### Written request
Will you transcribe all the entries word for word, skipping the pictures they hold?

[Dataset records]
++++++++

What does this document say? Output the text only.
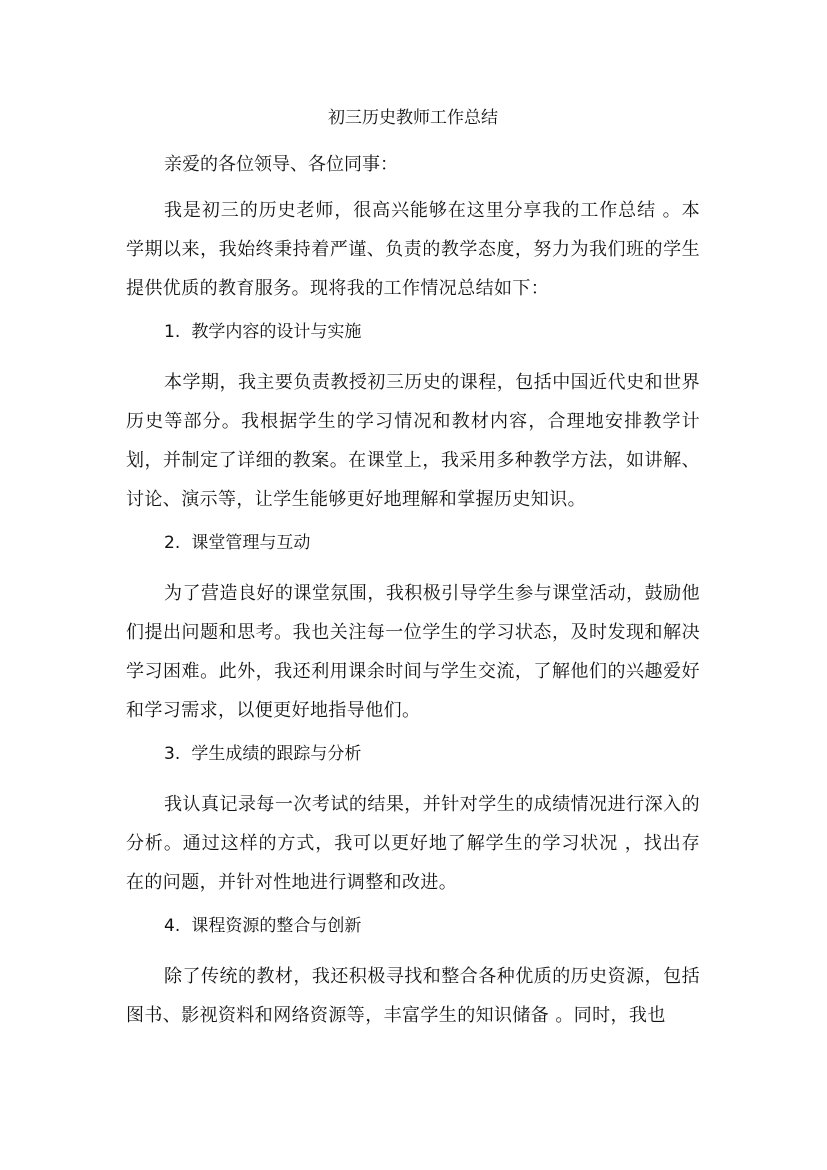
初三历史教师工作总结

亲爱的各位领导、各位同事：

我是初三的历史老师，很高兴能够在这里分享我的工作总结 。本学期以来，我始终秉持着严谨、负责的教学态度，努力为我们班的学生提供优质的教育服务。现将我的工作情况总结如下：

1. 教学内容的设计与实施

本学期，我主要负责教授初三历史的课程，包括中国近代史和世界历史等部分。我根据学生的学习情况和教材内容，合理地安排教学计划，并制定了详细的教案。在课堂上，我采用多种教学方法，如讲解、讨论、演示等，让学生能够更好地理解和掌握历史知识。

2. 课堂管理与互动

为了营造良好的课堂氛围，我积极引导学生参与课堂活动，鼓励他们提出问题和思考。我也关注每一位学生的学习状态，及时发现和解决学习困难。此外，我还利用课余时间与学生交流，了解他们的兴趣爱好和学习需求，以便更好地指导他们。

3. 学生成绩的跟踪与分析

我认真记录每一次考试的结果，并针对学生的成绩情况进行深入的分析。通过这样的方式，我可以更好地了解学生的学习状况 ，找出存在的问题，并针对性地进行调整和改进。

4. 课程资源的整合与创新

除了传统的教材，我还积极寻找和整合各种优质的历史资源，包括图书、影视资料和网络资源等，丰富学生的知识储备 。同时，我也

++++++++

### Result for this task
What does this document say? Output the text only.
初三历史教师工作总结

亲爱的各位领导、各位同事：

我是初三的历史老师，很高兴能够在这里分享我的工作总结 。本学期以来，我始终秉持着严谨、负责的教学态度，努力为我们班的学生提供优质的教育服务。现将我的工作情况总结如下：

1. 教学内容的设计与实施

本学期，我主要负责教授初三历史的课程，包括中国近代史和世界历史等部分。我根据学生的学习情况和教材内容，合理地安排教学计划，并制定了详细的教案。在课堂上，我采用多种教学方法，如讲解、讨论、演示等，让学生能够更好地理解和掌握历史知识。

2. 课堂管理与互动

为了营造良好的课堂氛围，我积极引导学生参与课堂活动，鼓励他们提出问题和思考。我也关注每一位学生的学习状态，及时发现和解决学习困难。此外，我还利用课余时间与学生交流，了解他们的兴趣爱好和学习需求，以便更好地指导他们。

3. 学生成绩的跟踪与分析

我认真记录每一次考试的结果，并针对学生的成绩情况进行深入的分析。通过这样的方式，我可以更好地了解学生的学习状况 ，找出存在的问题，并针对性地进行调整和改进。

4. 课程资源的整合与创新

除了传统的教材，我还积极寻找和整合各种优质的历史资源，包括图书、影视资料和网络资源等，丰富学生的知识储备 。同时，我也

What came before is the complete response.